WHAT THE EXERCISE ASKS –
Each entry needs to be restated exactly as written.

>> START

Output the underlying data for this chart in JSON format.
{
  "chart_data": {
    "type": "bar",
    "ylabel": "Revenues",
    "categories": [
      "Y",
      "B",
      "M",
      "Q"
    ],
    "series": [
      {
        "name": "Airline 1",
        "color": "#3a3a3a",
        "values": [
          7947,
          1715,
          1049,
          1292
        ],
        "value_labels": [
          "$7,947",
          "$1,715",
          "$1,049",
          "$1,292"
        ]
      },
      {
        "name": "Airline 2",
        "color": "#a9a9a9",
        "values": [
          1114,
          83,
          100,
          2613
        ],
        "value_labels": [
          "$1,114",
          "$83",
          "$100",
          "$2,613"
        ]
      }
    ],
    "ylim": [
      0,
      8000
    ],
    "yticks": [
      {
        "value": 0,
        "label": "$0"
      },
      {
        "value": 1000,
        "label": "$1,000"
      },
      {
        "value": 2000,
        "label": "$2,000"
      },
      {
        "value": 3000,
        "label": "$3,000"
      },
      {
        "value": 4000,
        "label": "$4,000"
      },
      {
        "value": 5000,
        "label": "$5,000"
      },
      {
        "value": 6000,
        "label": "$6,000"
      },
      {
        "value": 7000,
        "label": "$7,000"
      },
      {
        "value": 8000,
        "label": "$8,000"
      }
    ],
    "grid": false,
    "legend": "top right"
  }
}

>> END

RESULT FOR THIS TASK –
Output the underlying data for this chart in JSON format.
{
  "chart_data": {
    "type": "bar",
    "ylabel": "Revenues",
    "categories": [
      "Y",
      "B",
      "M",
      "Q"
    ],
    "series": [
      {
        "name": "Airline 1",
        "color": "#3a3a3a",
        "values": [
          7947,
          1715,
          1049,
          1292
        ],
        "value_labels": [
          "$7,947",
          "$1,715",
          "$1,049",
          "$1,292"
        ]
      },
      {
        "name": "Airline 2",
        "color": "#a9a9a9",
        "values": [
          1114,
          83,
          100,
          2613
        ],
        "value_labels": [
          "$1,114",
          "$83",
          "$100",
          "$2,613"
        ]
      }
    ],
    "ylim": [
      0,
      8000
    ],
    "yticks": [
      {
        "value": 0,
        "label": "$0"
      },
      {
        "value": 1000,
        "label": "$1,000"
      },
      {
        "value": 2000,
        "label": "$2,000"
      },
      {
        "value": 3000,
        "label": "$3,000"
      },
      {
        "value": 4000,
        "label": "$4,000"
      },
      {
        "value": 5000,
        "label": "$5,000"
      },
      {
        "value": 6000,
        "label": "$6,000"
      },
      {
        "value": 7000,
        "label": "$7,000"
      },
      {
        "value": 8000,
        "label": "$8,000"
      }
    ],
    "grid": false,
    "legend": "top right"
  }
}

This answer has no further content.